(Entries from a visual dataset)
# # #

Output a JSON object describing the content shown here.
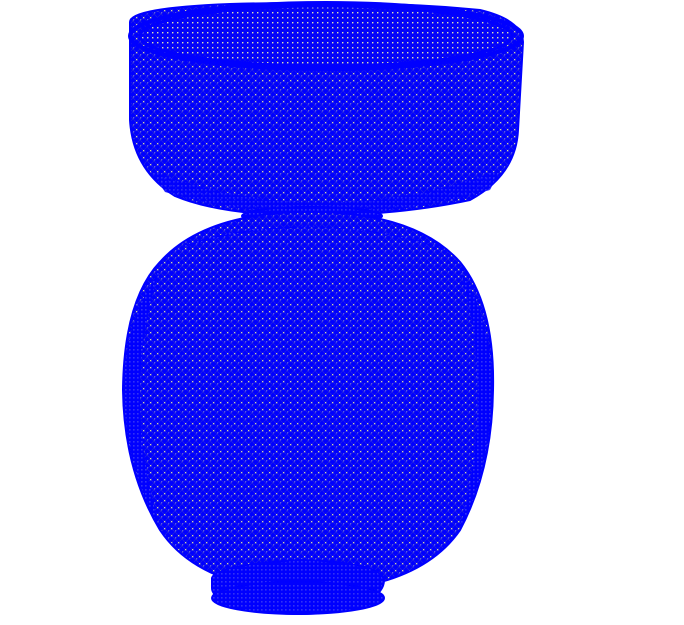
{
  "viewer": {
    "background_color": "#ffffff",
    "mesh_color": "#0000ff",
    "render_mode": "wireframe"
  },
  "model": {
    "parts": [
      {
        "name": "bowl",
        "shape": "open-cylinder-with-rounded-bottom"
      },
      {
        "name": "body",
        "shape": "sphere"
      },
      {
        "name": "base",
        "shape": "flat-foot-ring"
      }
    ]
  }
}
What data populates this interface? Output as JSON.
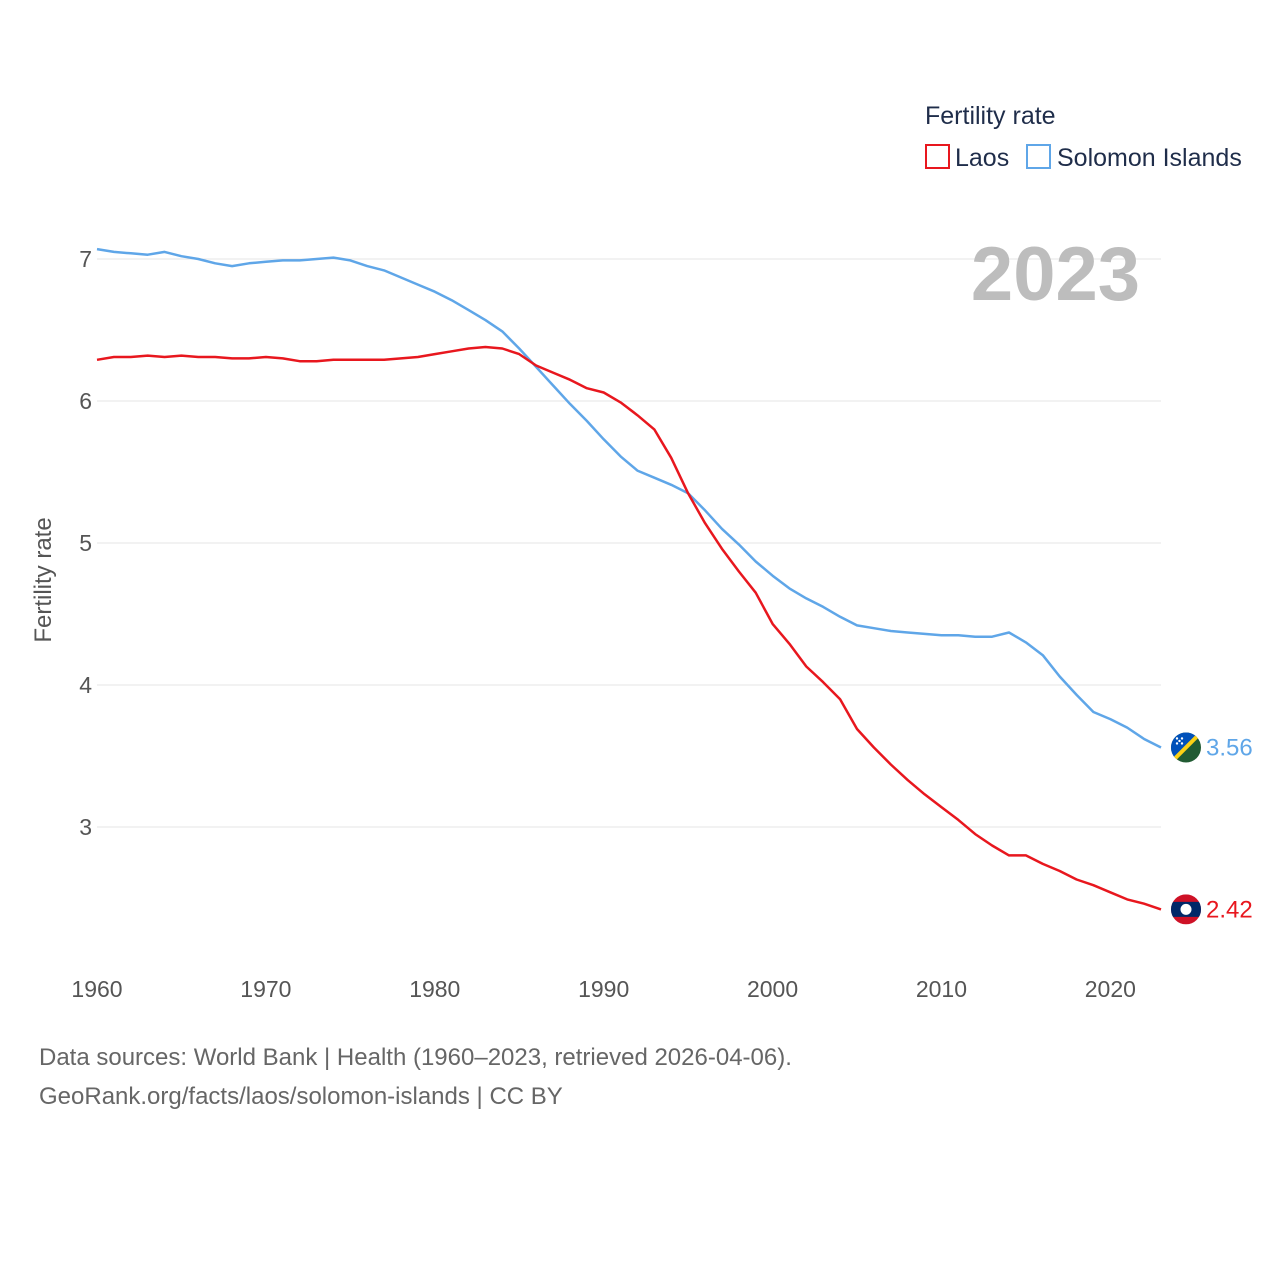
{
  "chart_data": {
    "type": "line",
    "legend_title": "Fertility rate",
    "ylabel": "Fertility rate",
    "year_label": "2023",
    "xlim": [
      1960,
      2023
    ],
    "ylim": [
      2.1,
      7.1
    ],
    "x_ticks": [
      1960,
      1970,
      1980,
      1990,
      2000,
      2010,
      2020
    ],
    "y_ticks": [
      3,
      4,
      5,
      6,
      7
    ],
    "legend_position": "top-right",
    "series": [
      {
        "name": "Laos",
        "color": "#e8171e",
        "end_label": "2.42",
        "flag_icon": "laos-flag-icon",
        "x": [
          1960,
          1961,
          1962,
          1963,
          1964,
          1965,
          1966,
          1967,
          1968,
          1969,
          1970,
          1971,
          1972,
          1973,
          1974,
          1975,
          1976,
          1977,
          1978,
          1979,
          1980,
          1981,
          1982,
          1983,
          1984,
          1985,
          1986,
          1987,
          1988,
          1989,
          1990,
          1991,
          1992,
          1993,
          1994,
          1995,
          1996,
          1997,
          1998,
          1999,
          2000,
          2001,
          2002,
          2003,
          2004,
          2005,
          2006,
          2007,
          2008,
          2009,
          2010,
          2011,
          2012,
          2013,
          2014,
          2015,
          2016,
          2017,
          2018,
          2019,
          2020,
          2021,
          2022,
          2023
        ],
        "values": [
          6.29,
          6.31,
          6.31,
          6.32,
          6.31,
          6.32,
          6.31,
          6.31,
          6.3,
          6.3,
          6.31,
          6.3,
          6.28,
          6.28,
          6.29,
          6.29,
          6.29,
          6.29,
          6.3,
          6.31,
          6.33,
          6.35,
          6.37,
          6.38,
          6.37,
          6.33,
          6.25,
          6.2,
          6.15,
          6.09,
          6.06,
          5.99,
          5.9,
          5.8,
          5.6,
          5.35,
          5.14,
          4.96,
          4.8,
          4.65,
          4.43,
          4.29,
          4.13,
          4.02,
          3.9,
          3.69,
          3.56,
          3.44,
          3.33,
          3.23,
          3.14,
          3.05,
          2.95,
          2.87,
          2.8,
          2.8,
          2.74,
          2.69,
          2.63,
          2.59,
          2.54,
          2.49,
          2.46,
          2.42
        ]
      },
      {
        "name": "Solomon Islands",
        "color": "#5fa6e8",
        "end_label": "3.56",
        "flag_icon": "solomon-islands-flag-icon",
        "x": [
          1960,
          1961,
          1962,
          1963,
          1964,
          1965,
          1966,
          1967,
          1968,
          1969,
          1970,
          1971,
          1972,
          1973,
          1974,
          1975,
          1976,
          1977,
          1978,
          1979,
          1980,
          1981,
          1982,
          1983,
          1984,
          1985,
          1986,
          1987,
          1988,
          1989,
          1990,
          1991,
          1992,
          1993,
          1994,
          1995,
          1996,
          1997,
          1998,
          1999,
          2000,
          2001,
          2002,
          2003,
          2004,
          2005,
          2006,
          2007,
          2008,
          2009,
          2010,
          2011,
          2012,
          2013,
          2014,
          2015,
          2016,
          2017,
          2018,
          2019,
          2020,
          2021,
          2022,
          2023
        ],
        "values": [
          7.07,
          7.05,
          7.04,
          7.03,
          7.05,
          7.02,
          7.0,
          6.97,
          6.95,
          6.97,
          6.98,
          6.99,
          6.99,
          7.0,
          7.01,
          6.99,
          6.95,
          6.92,
          6.87,
          6.82,
          6.77,
          6.71,
          6.64,
          6.57,
          6.49,
          6.37,
          6.24,
          6.11,
          5.98,
          5.86,
          5.73,
          5.61,
          5.51,
          5.46,
          5.41,
          5.35,
          5.23,
          5.1,
          4.99,
          4.87,
          4.77,
          4.68,
          4.61,
          4.55,
          4.48,
          4.42,
          4.4,
          4.38,
          4.37,
          4.36,
          4.35,
          4.35,
          4.34,
          4.34,
          4.37,
          4.3,
          4.21,
          4.06,
          3.93,
          3.81,
          3.76,
          3.7,
          3.62,
          3.56
        ]
      }
    ]
  },
  "source": {
    "line1": "Data sources: World Bank | Health (1960–2023, retrieved 2026-04-06).",
    "line2": "GeoRank.org/facts/laos/solomon-islands | CC BY"
  }
}
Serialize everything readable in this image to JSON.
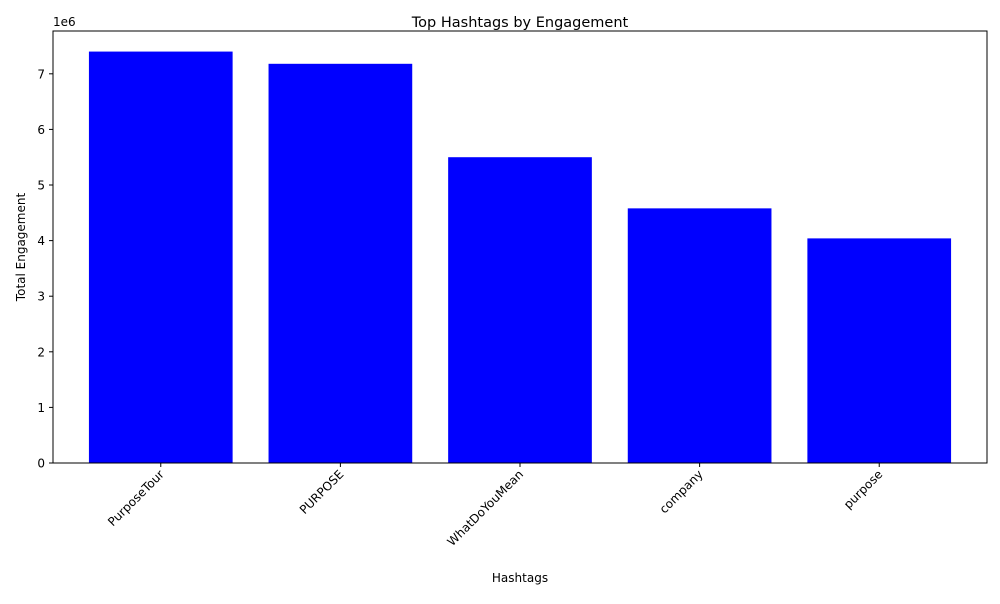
{
  "chart_data": {
    "type": "bar",
    "title": "Top Hashtags by Engagement",
    "xlabel": "Hashtags",
    "ylabel": "Total Engagement",
    "y_offset_label": "1e6",
    "categories": [
      "PurposeTour",
      "PURPOSE",
      "WhatDoYouMean",
      "company",
      "purpose"
    ],
    "values": [
      7400000,
      7180000,
      5500000,
      4580000,
      4040000
    ],
    "ylim": [
      0,
      7770000
    ],
    "yticks": [
      0,
      1000000,
      2000000,
      3000000,
      4000000,
      5000000,
      6000000,
      7000000
    ],
    "ytick_labels": [
      "0",
      "1",
      "2",
      "3",
      "4",
      "5",
      "6",
      "7"
    ],
    "xtick_rotation_deg": 45,
    "bar_color": "#0000ff",
    "grid": false,
    "legend": "none"
  }
}
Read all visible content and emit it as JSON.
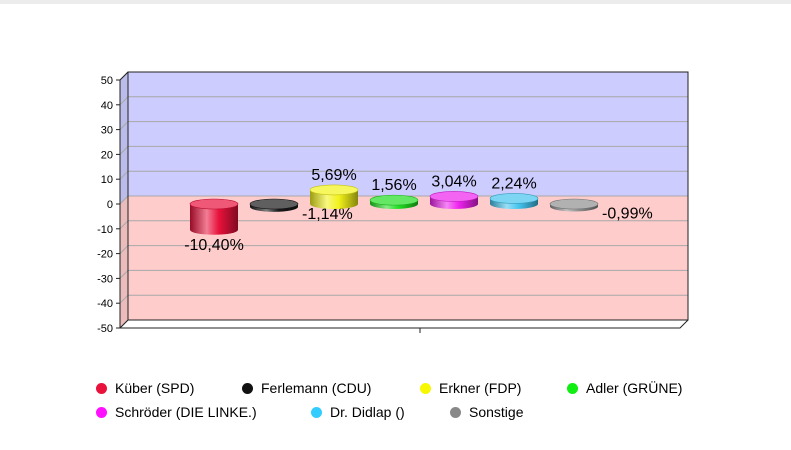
{
  "chart_data": {
    "type": "bar",
    "categories": [
      "Küber (SPD)",
      "Ferlemann (CDU)",
      "Erkner (FDP)",
      "Adler (GRÜNE)",
      "Schröder (DIE LINKE.)",
      "Dr. Didlap ()",
      "Sonstige"
    ],
    "values": [
      -10.4,
      -1.14,
      5.69,
      1.56,
      3.04,
      2.24,
      -0.99
    ],
    "value_labels": [
      "-10,40%",
      "-1,14%",
      "5,69%",
      "1,56%",
      "3,04%",
      "2,24%",
      "-0,99%"
    ],
    "colors": [
      "#e8123c",
      "#1a1a1a",
      "#f2f21a",
      "#22dd22",
      "#ee22ee",
      "#44c4ee",
      "#8f8f8f"
    ],
    "ylim": [
      -50,
      50
    ],
    "yticks": [
      50,
      40,
      30,
      20,
      10,
      0,
      -10,
      -20,
      -30,
      -40,
      -50
    ],
    "grid": true,
    "background_positive": "#ccccff",
    "background_negative": "#ffcccc",
    "legend_position": "bottom"
  },
  "legend": {
    "rows": [
      [
        {
          "label": "Küber (SPD)",
          "color": "#e8123c"
        },
        {
          "label": "Ferlemann (CDU)",
          "color": "#111111"
        },
        {
          "label": "Erkner (FDP)",
          "color": "#f7f700"
        },
        {
          "label": "Adler (GRÜNE)",
          "color": "#11ee11"
        }
      ],
      [
        {
          "label": "Schröder (DIE LINKE.)",
          "color": "#ff11ff"
        },
        {
          "label": "Dr. Didlap ()",
          "color": "#33ccff"
        },
        {
          "label": "Sonstige",
          "color": "#888888"
        }
      ]
    ]
  }
}
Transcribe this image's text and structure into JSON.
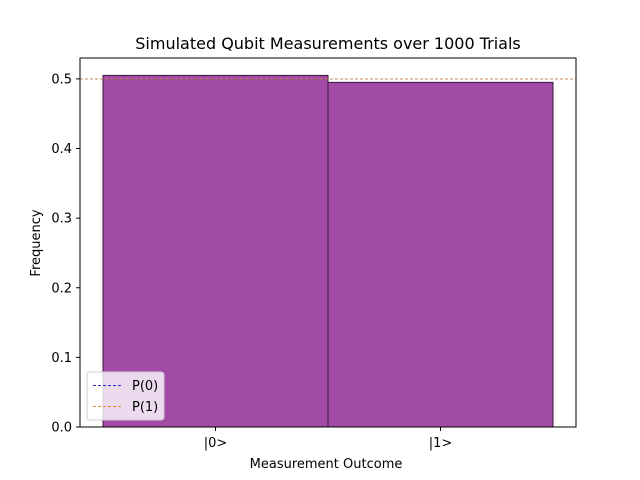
{
  "chart_data": {
    "type": "bar",
    "title": "Simulated Qubit Measurements over 1000 Trials",
    "xlabel": "Measurement Outcome",
    "ylabel": "Frequency",
    "categories": [
      "|0>",
      "|1>"
    ],
    "values": [
      0.505,
      0.495
    ],
    "ylim": [
      0,
      0.53
    ],
    "yticks": [
      "0.0",
      "0.1",
      "0.2",
      "0.3",
      "0.4",
      "0.5"
    ],
    "ytick_values": [
      0,
      0.1,
      0.2,
      0.3,
      0.4,
      0.5
    ],
    "bar_color": "#a24ca8",
    "bar_edge_color": "#3a1a3c",
    "reference_lines": [
      {
        "name": "P(0)",
        "value": 0.5,
        "color": "#2b2bd6",
        "style": "dashed"
      },
      {
        "name": "P(1)",
        "value": 0.5,
        "color": "#e08a2a",
        "style": "dashed"
      }
    ],
    "legend": {
      "placement": "lower-left",
      "entries": [
        "P(0)",
        "P(1)"
      ]
    },
    "grid": false
  }
}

# # #

Task details: Write out every line of the listing that holds the word "flag".

Answer to this task:
        "flag_icon": "laos-flag-icon",
        "flag_icon": "solomon-islands-flag-icon",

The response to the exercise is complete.